_TASK PROMPT:_ An exact copy of the records is required, minus the pictures they hold.

_RECORD LIST:_
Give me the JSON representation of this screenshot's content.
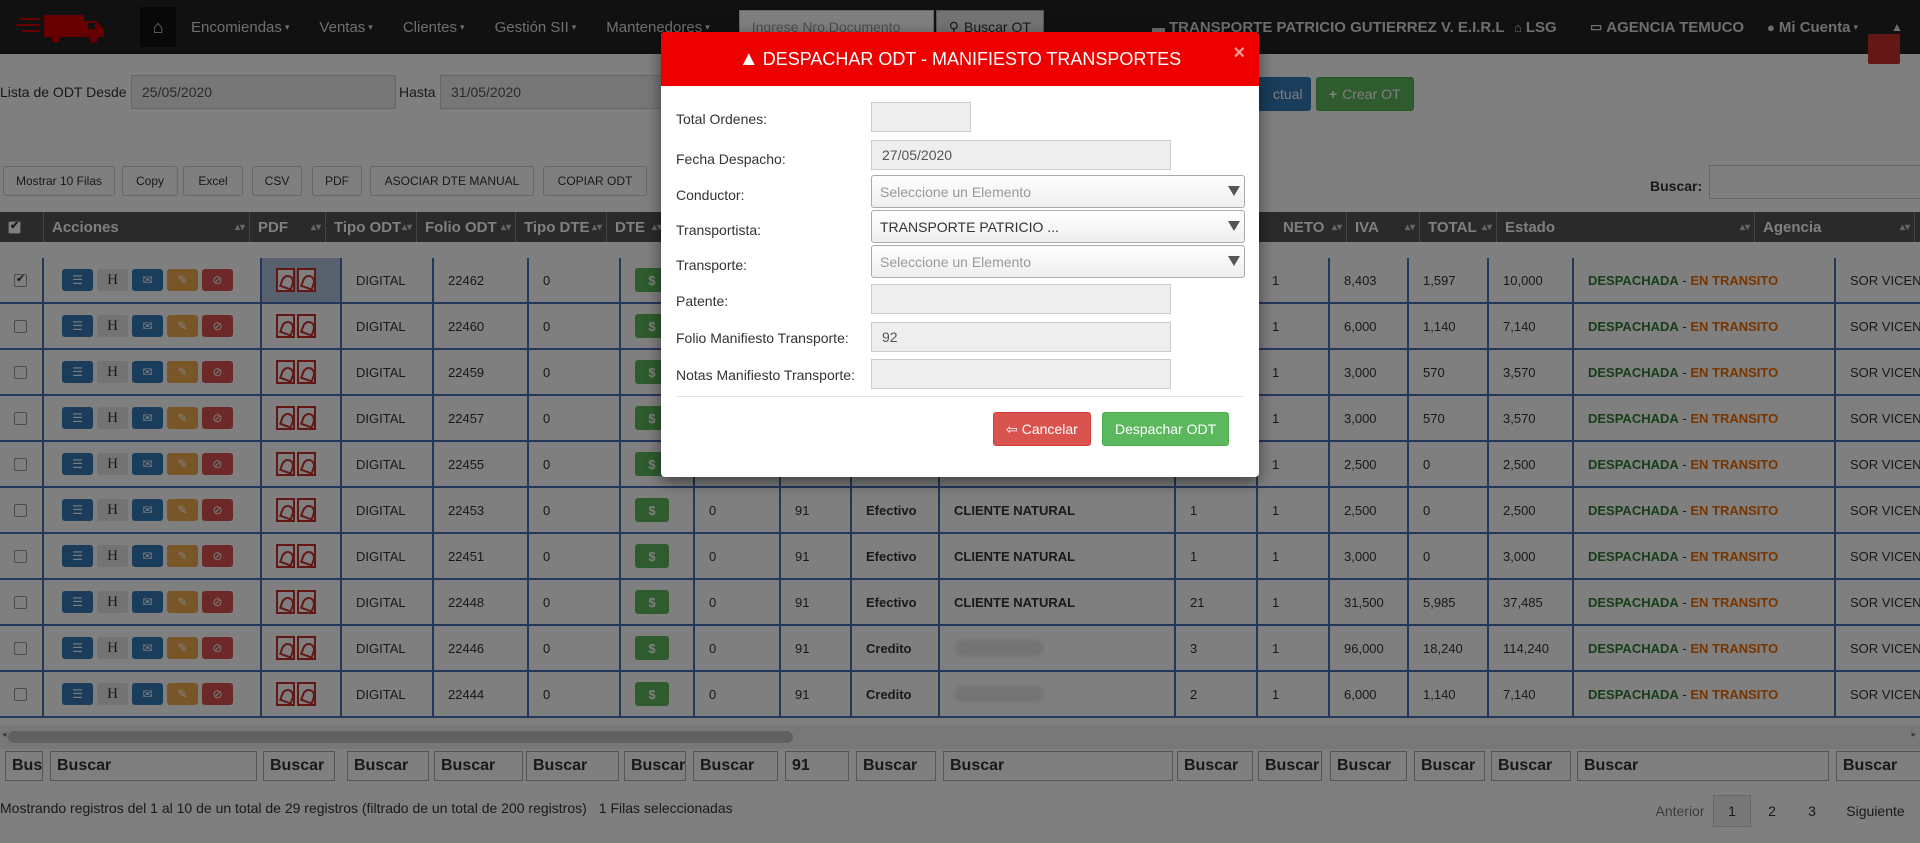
{
  "navbar": {
    "menus": [
      "Encomiendas",
      "Ventas",
      "Clientes",
      "Gestión SII",
      "Mantenedores"
    ],
    "search_placeholder": "Ingrese Nro.Documento",
    "search_button": "Buscar OT",
    "company": "TRANSPORTE PATRICIO GUTIERREZ V. E.I.R.L",
    "lsg": "LSG",
    "agency": "AGENCIA TEMUCO",
    "account": "Mi Cuenta"
  },
  "filters": {
    "from_label": "Lista de ODT Desde",
    "from_value": "25/05/2020",
    "to_label": "Hasta",
    "to_value": "31/05/2020",
    "actual_button": "ctual",
    "create_button": "Crear OT"
  },
  "toolbar": {
    "buttons": [
      "Mostrar 10 Filas",
      "Copy",
      "Excel",
      "CSV",
      "PDF",
      "ASOCIAR DTE MANUAL",
      "COPIAR ODT"
    ],
    "search_label": "Buscar:"
  },
  "table": {
    "headers": [
      "Acciones",
      "PDF",
      "Tipo ODT",
      "Folio ODT",
      "Tipo DTE",
      "DTE",
      "NETO",
      "IVA",
      "TOTAL",
      "Estado",
      "Agencia"
    ],
    "rows": [
      {
        "selected": true,
        "tipo": "DIGITAL",
        "folio": "22462",
        "tipo_dte": "0",
        "c1": "",
        "c2": "",
        "c3": "",
        "cliente": "",
        "bultos": "",
        "one": "1",
        "neto": "8,403",
        "iva": "1,597",
        "total": "10,000",
        "agencia": "SOR VICEN"
      },
      {
        "selected": false,
        "tipo": "DIGITAL",
        "folio": "22460",
        "tipo_dte": "0",
        "c1": "",
        "c2": "",
        "c3": "",
        "cliente": "",
        "bultos": "",
        "one": "1",
        "neto": "6,000",
        "iva": "1,140",
        "total": "7,140",
        "agencia": "SOR VICEN"
      },
      {
        "selected": false,
        "tipo": "DIGITAL",
        "folio": "22459",
        "tipo_dte": "0",
        "c1": "",
        "c2": "",
        "c3": "",
        "cliente": "",
        "bultos": "",
        "one": "1",
        "neto": "3,000",
        "iva": "570",
        "total": "3,570",
        "agencia": "SOR VICEN"
      },
      {
        "selected": false,
        "tipo": "DIGITAL",
        "folio": "22457",
        "tipo_dte": "0",
        "c1": "",
        "c2": "",
        "c3": "",
        "cliente": "",
        "bultos": "",
        "one": "1",
        "neto": "3,000",
        "iva": "570",
        "total": "3,570",
        "agencia": "SOR VICEN"
      },
      {
        "selected": false,
        "tipo": "DIGITAL",
        "folio": "22455",
        "tipo_dte": "0",
        "c1": "",
        "c2": "",
        "c3": "",
        "cliente": "",
        "bultos": "",
        "one": "1",
        "neto": "2,500",
        "iva": "0",
        "total": "2,500",
        "agencia": "SOR VICEN"
      },
      {
        "selected": false,
        "tipo": "DIGITAL",
        "folio": "22453",
        "tipo_dte": "0",
        "c1": "0",
        "c2": "91",
        "c3": "Efectivo",
        "cliente": "CLIENTE NATURAL",
        "bultos": "1",
        "one": "1",
        "neto": "2,500",
        "iva": "0",
        "total": "2,500",
        "agencia": "SOR VICEN"
      },
      {
        "selected": false,
        "tipo": "DIGITAL",
        "folio": "22451",
        "tipo_dte": "0",
        "c1": "0",
        "c2": "91",
        "c3": "Efectivo",
        "cliente": "CLIENTE NATURAL",
        "bultos": "1",
        "one": "1",
        "neto": "3,000",
        "iva": "0",
        "total": "3,000",
        "agencia": "SOR VICEN"
      },
      {
        "selected": false,
        "tipo": "DIGITAL",
        "folio": "22448",
        "tipo_dte": "0",
        "c1": "0",
        "c2": "91",
        "c3": "Efectivo",
        "cliente": "CLIENTE NATURAL",
        "bultos": "21",
        "one": "1",
        "neto": "31,500",
        "iva": "5,985",
        "total": "37,485",
        "agencia": "SOR VICEN"
      },
      {
        "selected": false,
        "tipo": "DIGITAL",
        "folio": "22446",
        "tipo_dte": "0",
        "c1": "0",
        "c2": "91",
        "c3": "Credito",
        "cliente": "",
        "blur": true,
        "bultos": "3",
        "one": "1",
        "neto": "96,000",
        "iva": "18,240",
        "total": "114,240",
        "agencia": "SOR VICEN"
      },
      {
        "selected": false,
        "tipo": "DIGITAL",
        "folio": "22444",
        "tipo_dte": "0",
        "c1": "0",
        "c2": "91",
        "c3": "Credito",
        "cliente": "",
        "blur": true,
        "bultos": "2",
        "one": "1",
        "neto": "6,000",
        "iva": "1,140",
        "total": "7,140",
        "agencia": "SOR VICEN"
      }
    ],
    "status_a": "DESPACHADA",
    "status_sep": " - ",
    "status_b": "EN TRANSITO",
    "footer_search": [
      "Bus",
      "Buscar",
      "Buscar",
      "Buscar",
      "Buscar",
      "Buscar",
      "Buscar",
      "Buscar",
      "91",
      "Buscar",
      "Buscar",
      "Buscar",
      "Buscar",
      "Buscar",
      "Buscar",
      "Buscar",
      "Buscar",
      "Buscar"
    ]
  },
  "footer": {
    "info": "Mostrando registros del 1 al 10 de un total de 29 registros (filtrado de un total de 200 registros)",
    "selected": "1 Filas seleccionadas",
    "prev": "Anterior",
    "pages": [
      "1",
      "2",
      "3"
    ],
    "next": "Siguiente"
  },
  "modal": {
    "title": "DESPACHAR ODT - MANIFIESTO TRANSPORTES",
    "close": "×",
    "fields": {
      "total_label": "Total Ordenes:",
      "total_value": "",
      "fecha_label": "Fecha Despacho:",
      "fecha_value": "27/05/2020",
      "conductor_label": "Conductor:",
      "conductor_value": "Seleccione un Elemento",
      "transportista_label": "Transportista:",
      "transportista_value": "TRANSPORTE PATRICIO ...",
      "transporte_label": "Transporte:",
      "transporte_value": "Seleccione un Elemento",
      "patente_label": "Patente:",
      "patente_value": "",
      "folio_label": "Folio Manifiesto Transporte:",
      "folio_value": "92",
      "notas_label": "Notas Manifiesto Transporte:",
      "notas_value": ""
    },
    "cancel": "Cancelar",
    "submit": "Despachar ODT"
  },
  "colors": {
    "modal_header": "#ee0000",
    "status_green": "#2e7d32",
    "status_orange": "#ef6c00",
    "row_border": "#4a6fb5"
  }
}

_RESULT:_
Give me the JSON representation of this screenshot's content.
{
  "navbar": {
    "menus": [
      "Encomiendas",
      "Ventas",
      "Clientes",
      "Gestión SII",
      "Mantenedores"
    ],
    "search_placeholder": "Ingrese Nro.Documento",
    "search_button": "Buscar OT",
    "company": "TRANSPORTE PATRICIO GUTIERREZ V. E.I.R.L",
    "lsg": "LSG",
    "agency": "AGENCIA TEMUCO",
    "account": "Mi Cuenta"
  },
  "filters": {
    "from_label": "Lista de ODT Desde",
    "from_value": "25/05/2020",
    "to_label": "Hasta",
    "to_value": "31/05/2020",
    "actual_button": "ctual",
    "create_button": "Crear OT"
  },
  "toolbar": {
    "buttons": [
      "Mostrar 10 Filas",
      "Copy",
      "Excel",
      "CSV",
      "PDF",
      "ASOCIAR DTE MANUAL",
      "COPIAR ODT"
    ],
    "search_label": "Buscar:"
  },
  "table": {
    "headers": [
      "Acciones",
      "PDF",
      "Tipo ODT",
      "Folio ODT",
      "Tipo DTE",
      "DTE",
      "NETO",
      "IVA",
      "TOTAL",
      "Estado",
      "Agencia"
    ],
    "rows": [
      {
        "selected": true,
        "tipo": "DIGITAL",
        "folio": "22462",
        "tipo_dte": "0",
        "c1": "",
        "c2": "",
        "c3": "",
        "cliente": "",
        "bultos": "",
        "one": "1",
        "neto": "8,403",
        "iva": "1,597",
        "total": "10,000",
        "agencia": "SOR VICEN"
      },
      {
        "selected": false,
        "tipo": "DIGITAL",
        "folio": "22460",
        "tipo_dte": "0",
        "c1": "",
        "c2": "",
        "c3": "",
        "cliente": "",
        "bultos": "",
        "one": "1",
        "neto": "6,000",
        "iva": "1,140",
        "total": "7,140",
        "agencia": "SOR VICEN"
      },
      {
        "selected": false,
        "tipo": "DIGITAL",
        "folio": "22459",
        "tipo_dte": "0",
        "c1": "",
        "c2": "",
        "c3": "",
        "cliente": "",
        "bultos": "",
        "one": "1",
        "neto": "3,000",
        "iva": "570",
        "total": "3,570",
        "agencia": "SOR VICEN"
      },
      {
        "selected": false,
        "tipo": "DIGITAL",
        "folio": "22457",
        "tipo_dte": "0",
        "c1": "",
        "c2": "",
        "c3": "",
        "cliente": "",
        "bultos": "",
        "one": "1",
        "neto": "3,000",
        "iva": "570",
        "total": "3,570",
        "agencia": "SOR VICEN"
      },
      {
        "selected": false,
        "tipo": "DIGITAL",
        "folio": "22455",
        "tipo_dte": "0",
        "c1": "",
        "c2": "",
        "c3": "",
        "cliente": "",
        "bultos": "",
        "one": "1",
        "neto": "2,500",
        "iva": "0",
        "total": "2,500",
        "agencia": "SOR VICEN"
      },
      {
        "selected": false,
        "tipo": "DIGITAL",
        "folio": "22453",
        "tipo_dte": "0",
        "c1": "0",
        "c2": "91",
        "c3": "Efectivo",
        "cliente": "CLIENTE NATURAL",
        "bultos": "1",
        "one": "1",
        "neto": "2,500",
        "iva": "0",
        "total": "2,500",
        "agencia": "SOR VICEN"
      },
      {
        "selected": false,
        "tipo": "DIGITAL",
        "folio": "22451",
        "tipo_dte": "0",
        "c1": "0",
        "c2": "91",
        "c3": "Efectivo",
        "cliente": "CLIENTE NATURAL",
        "bultos": "1",
        "one": "1",
        "neto": "3,000",
        "iva": "0",
        "total": "3,000",
        "agencia": "SOR VICEN"
      },
      {
        "selected": false,
        "tipo": "DIGITAL",
        "folio": "22448",
        "tipo_dte": "0",
        "c1": "0",
        "c2": "91",
        "c3": "Efectivo",
        "cliente": "CLIENTE NATURAL",
        "bultos": "21",
        "one": "1",
        "neto": "31,500",
        "iva": "5,985",
        "total": "37,485",
        "agencia": "SOR VICEN"
      },
      {
        "selected": false,
        "tipo": "DIGITAL",
        "folio": "22446",
        "tipo_dte": "0",
        "c1": "0",
        "c2": "91",
        "c3": "Credito",
        "cliente": "",
        "blur": true,
        "bultos": "3",
        "one": "1",
        "neto": "96,000",
        "iva": "18,240",
        "total": "114,240",
        "agencia": "SOR VICEN"
      },
      {
        "selected": false,
        "tipo": "DIGITAL",
        "folio": "22444",
        "tipo_dte": "0",
        "c1": "0",
        "c2": "91",
        "c3": "Credito",
        "cliente": "",
        "blur": true,
        "bultos": "2",
        "one": "1",
        "neto": "6,000",
        "iva": "1,140",
        "total": "7,140",
        "agencia": "SOR VICEN"
      }
    ],
    "status_a": "DESPACHADA",
    "status_sep": " - ",
    "status_b": "EN TRANSITO",
    "footer_search": [
      "Bus",
      "Buscar",
      "Buscar",
      "Buscar",
      "Buscar",
      "Buscar",
      "Buscar",
      "Buscar",
      "91",
      "Buscar",
      "Buscar",
      "Buscar",
      "Buscar",
      "Buscar",
      "Buscar",
      "Buscar",
      "Buscar",
      "Buscar"
    ]
  },
  "footer": {
    "info": "Mostrando registros del 1 al 10 de un total de 29 registros (filtrado de un total de 200 registros)",
    "selected": "1 Filas seleccionadas",
    "prev": "Anterior",
    "pages": [
      "1",
      "2",
      "3"
    ],
    "next": "Siguiente"
  },
  "modal": {
    "title": "DESPACHAR ODT - MANIFIESTO TRANSPORTES",
    "close": "×",
    "fields": {
      "total_label": "Total Ordenes:",
      "total_value": "",
      "fecha_label": "Fecha Despacho:",
      "fecha_value": "27/05/2020",
      "conductor_label": "Conductor:",
      "conductor_value": "Seleccione un Elemento",
      "transportista_label": "Transportista:",
      "transportista_value": "TRANSPORTE PATRICIO ...",
      "transporte_label": "Transporte:",
      "transporte_value": "Seleccione un Elemento",
      "patente_label": "Patente:",
      "patente_value": "",
      "folio_label": "Folio Manifiesto Transporte:",
      "folio_value": "92",
      "notas_label": "Notas Manifiesto Transporte:",
      "notas_value": ""
    },
    "cancel": "Cancelar",
    "submit": "Despachar ODT"
  },
  "colors": {
    "modal_header": "#ee0000",
    "status_green": "#2e7d32",
    "status_orange": "#ef6c00",
    "row_border": "#4a6fb5"
  }
}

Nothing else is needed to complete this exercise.